Jeu de données
▼▼▼
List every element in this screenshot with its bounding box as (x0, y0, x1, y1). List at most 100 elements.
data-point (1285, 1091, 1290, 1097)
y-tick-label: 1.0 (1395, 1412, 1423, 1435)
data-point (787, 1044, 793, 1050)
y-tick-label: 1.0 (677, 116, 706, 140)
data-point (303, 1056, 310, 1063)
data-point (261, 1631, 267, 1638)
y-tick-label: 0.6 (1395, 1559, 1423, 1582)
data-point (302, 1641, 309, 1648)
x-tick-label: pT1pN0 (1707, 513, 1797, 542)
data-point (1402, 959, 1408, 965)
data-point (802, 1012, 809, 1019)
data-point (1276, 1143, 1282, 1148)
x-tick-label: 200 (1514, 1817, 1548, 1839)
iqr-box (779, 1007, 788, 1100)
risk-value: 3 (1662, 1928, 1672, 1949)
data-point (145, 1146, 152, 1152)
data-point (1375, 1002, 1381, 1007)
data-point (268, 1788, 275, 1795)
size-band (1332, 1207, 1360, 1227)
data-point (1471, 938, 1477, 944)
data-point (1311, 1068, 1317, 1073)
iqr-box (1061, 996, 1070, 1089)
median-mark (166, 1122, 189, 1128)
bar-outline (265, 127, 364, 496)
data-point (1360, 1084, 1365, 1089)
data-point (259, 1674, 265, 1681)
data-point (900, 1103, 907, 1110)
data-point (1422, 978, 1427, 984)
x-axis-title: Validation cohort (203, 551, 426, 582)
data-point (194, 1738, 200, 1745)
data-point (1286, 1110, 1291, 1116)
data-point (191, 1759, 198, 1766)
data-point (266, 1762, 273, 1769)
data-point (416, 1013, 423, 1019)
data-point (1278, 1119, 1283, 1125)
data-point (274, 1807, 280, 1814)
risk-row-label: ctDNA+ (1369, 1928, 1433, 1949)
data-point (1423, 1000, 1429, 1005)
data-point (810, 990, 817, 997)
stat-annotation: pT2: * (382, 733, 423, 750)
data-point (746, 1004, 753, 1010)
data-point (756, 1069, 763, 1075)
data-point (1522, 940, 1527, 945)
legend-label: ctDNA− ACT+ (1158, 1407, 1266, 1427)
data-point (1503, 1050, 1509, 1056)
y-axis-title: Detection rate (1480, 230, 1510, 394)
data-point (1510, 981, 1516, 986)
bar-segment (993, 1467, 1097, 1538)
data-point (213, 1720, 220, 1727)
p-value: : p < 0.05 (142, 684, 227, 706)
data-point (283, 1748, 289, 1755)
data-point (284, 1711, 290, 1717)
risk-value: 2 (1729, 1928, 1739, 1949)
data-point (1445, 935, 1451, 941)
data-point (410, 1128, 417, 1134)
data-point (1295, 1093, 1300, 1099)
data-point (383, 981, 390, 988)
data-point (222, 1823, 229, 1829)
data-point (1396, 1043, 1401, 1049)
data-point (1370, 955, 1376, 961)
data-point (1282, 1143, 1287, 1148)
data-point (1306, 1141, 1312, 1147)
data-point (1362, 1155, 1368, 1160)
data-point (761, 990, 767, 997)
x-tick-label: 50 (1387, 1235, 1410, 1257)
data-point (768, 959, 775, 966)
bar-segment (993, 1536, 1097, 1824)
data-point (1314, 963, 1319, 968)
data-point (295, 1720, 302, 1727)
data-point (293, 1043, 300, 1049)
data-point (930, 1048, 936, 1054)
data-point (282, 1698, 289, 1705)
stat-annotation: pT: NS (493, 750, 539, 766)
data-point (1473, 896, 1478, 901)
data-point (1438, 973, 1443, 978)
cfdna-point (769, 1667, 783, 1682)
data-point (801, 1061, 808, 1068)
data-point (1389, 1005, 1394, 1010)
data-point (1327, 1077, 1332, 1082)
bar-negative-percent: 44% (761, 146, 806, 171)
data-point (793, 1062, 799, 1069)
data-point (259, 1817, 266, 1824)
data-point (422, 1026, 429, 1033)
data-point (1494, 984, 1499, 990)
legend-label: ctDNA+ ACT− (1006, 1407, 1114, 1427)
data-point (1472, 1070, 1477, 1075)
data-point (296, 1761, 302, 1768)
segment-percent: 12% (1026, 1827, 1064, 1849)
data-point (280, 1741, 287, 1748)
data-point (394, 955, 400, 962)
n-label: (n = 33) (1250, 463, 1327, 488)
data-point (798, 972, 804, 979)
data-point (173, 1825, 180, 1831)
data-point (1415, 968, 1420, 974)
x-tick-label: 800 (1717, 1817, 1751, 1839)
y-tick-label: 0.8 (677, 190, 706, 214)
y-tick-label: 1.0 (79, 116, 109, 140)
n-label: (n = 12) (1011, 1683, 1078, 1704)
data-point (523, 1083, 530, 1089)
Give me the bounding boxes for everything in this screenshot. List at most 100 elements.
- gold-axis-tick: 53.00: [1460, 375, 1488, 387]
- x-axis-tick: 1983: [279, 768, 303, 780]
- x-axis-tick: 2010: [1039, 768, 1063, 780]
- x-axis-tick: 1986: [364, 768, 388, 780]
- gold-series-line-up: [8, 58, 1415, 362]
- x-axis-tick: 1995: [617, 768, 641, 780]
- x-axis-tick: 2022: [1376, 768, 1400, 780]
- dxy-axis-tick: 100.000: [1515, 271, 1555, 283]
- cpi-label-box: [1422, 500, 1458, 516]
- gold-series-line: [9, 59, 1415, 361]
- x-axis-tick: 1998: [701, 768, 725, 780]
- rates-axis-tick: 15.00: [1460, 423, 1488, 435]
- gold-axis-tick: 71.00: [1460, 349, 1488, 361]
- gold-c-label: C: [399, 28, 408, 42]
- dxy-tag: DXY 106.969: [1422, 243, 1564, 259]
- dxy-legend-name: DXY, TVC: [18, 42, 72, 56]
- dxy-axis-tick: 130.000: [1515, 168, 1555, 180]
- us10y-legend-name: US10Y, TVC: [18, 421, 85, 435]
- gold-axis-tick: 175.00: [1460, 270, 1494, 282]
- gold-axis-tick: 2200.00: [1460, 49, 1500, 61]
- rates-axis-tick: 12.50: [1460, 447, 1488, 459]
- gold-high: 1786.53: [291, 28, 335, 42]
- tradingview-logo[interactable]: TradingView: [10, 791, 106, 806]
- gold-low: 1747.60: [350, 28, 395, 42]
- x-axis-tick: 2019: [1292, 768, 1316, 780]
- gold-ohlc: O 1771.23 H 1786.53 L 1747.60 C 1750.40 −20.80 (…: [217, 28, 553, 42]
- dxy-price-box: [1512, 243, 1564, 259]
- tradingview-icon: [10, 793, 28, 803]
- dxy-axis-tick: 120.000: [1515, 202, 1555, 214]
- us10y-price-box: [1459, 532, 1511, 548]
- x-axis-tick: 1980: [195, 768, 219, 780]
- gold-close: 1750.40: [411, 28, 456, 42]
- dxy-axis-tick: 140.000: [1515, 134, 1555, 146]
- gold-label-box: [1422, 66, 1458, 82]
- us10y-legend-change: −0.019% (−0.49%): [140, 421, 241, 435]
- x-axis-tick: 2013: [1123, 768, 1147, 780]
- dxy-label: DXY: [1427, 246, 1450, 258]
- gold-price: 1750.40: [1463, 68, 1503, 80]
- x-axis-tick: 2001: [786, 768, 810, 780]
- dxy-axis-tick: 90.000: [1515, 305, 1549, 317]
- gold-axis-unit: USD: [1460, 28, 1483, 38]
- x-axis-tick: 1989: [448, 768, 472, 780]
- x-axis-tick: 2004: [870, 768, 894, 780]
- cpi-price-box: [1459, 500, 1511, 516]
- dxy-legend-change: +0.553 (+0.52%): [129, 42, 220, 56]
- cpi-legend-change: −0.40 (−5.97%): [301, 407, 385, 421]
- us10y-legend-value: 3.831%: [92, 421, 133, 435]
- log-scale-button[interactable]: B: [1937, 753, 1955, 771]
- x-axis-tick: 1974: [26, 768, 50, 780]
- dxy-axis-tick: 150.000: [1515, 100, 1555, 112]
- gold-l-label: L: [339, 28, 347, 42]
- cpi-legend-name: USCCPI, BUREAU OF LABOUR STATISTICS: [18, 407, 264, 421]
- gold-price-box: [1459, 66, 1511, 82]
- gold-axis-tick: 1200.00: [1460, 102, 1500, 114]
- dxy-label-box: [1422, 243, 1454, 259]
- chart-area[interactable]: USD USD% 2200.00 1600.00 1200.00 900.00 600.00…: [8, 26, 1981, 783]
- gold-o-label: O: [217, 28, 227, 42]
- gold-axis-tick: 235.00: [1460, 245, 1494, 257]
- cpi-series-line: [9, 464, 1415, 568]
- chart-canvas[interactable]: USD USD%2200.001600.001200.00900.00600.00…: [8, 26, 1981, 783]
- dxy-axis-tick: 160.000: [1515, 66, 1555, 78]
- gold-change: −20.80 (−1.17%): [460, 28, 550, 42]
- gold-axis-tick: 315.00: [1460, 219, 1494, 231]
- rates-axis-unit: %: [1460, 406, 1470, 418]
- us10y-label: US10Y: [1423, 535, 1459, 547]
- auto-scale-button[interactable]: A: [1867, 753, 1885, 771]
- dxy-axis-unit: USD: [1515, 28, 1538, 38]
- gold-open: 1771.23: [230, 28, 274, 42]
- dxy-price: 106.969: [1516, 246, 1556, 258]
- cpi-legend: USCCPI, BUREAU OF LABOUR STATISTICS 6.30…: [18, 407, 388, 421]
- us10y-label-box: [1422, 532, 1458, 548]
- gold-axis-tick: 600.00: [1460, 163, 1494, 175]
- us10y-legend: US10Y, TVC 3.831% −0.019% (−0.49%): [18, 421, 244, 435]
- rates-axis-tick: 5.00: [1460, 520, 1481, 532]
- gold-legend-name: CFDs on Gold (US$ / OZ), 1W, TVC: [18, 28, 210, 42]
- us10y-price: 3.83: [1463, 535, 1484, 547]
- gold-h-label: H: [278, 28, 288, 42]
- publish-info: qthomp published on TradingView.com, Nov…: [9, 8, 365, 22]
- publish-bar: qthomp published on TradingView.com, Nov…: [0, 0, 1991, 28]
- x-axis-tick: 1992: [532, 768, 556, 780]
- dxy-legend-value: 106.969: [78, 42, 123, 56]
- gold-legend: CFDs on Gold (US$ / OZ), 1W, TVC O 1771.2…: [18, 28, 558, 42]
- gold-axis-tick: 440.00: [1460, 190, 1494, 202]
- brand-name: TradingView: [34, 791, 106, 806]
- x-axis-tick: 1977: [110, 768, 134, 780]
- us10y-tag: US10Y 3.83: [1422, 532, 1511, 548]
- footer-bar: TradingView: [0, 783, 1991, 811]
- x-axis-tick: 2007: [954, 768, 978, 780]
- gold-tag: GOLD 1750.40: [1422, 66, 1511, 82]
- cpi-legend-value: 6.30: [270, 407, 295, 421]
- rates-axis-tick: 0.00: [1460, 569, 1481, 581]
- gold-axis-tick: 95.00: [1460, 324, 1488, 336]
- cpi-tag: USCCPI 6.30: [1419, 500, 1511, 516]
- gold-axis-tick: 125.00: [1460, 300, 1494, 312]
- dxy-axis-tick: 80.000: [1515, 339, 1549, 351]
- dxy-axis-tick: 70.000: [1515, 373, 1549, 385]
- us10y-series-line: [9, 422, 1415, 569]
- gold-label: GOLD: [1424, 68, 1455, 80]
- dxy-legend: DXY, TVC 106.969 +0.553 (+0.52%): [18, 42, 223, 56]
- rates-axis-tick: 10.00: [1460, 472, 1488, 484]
▲▲▲
Réécrivez les entrées en commençant au tout début et en vous arrêtant après la ligne qui contient "data-point (302, 1641, 309, 1648)". Remplacez "data-point" par "point" sans rien changer d'autre.

List every element in this screenshot with its bounding box as (x0, y0, x1, y1). List at most 100 elements.
point (1285, 1091, 1290, 1097)
y-tick-label: 1.0 (1395, 1412, 1423, 1435)
point (787, 1044, 793, 1050)
y-tick-label: 1.0 (677, 116, 706, 140)
point (303, 1056, 310, 1063)
point (261, 1631, 267, 1638)
y-tick-label: 0.6 (1395, 1559, 1423, 1582)
point (302, 1641, 309, 1648)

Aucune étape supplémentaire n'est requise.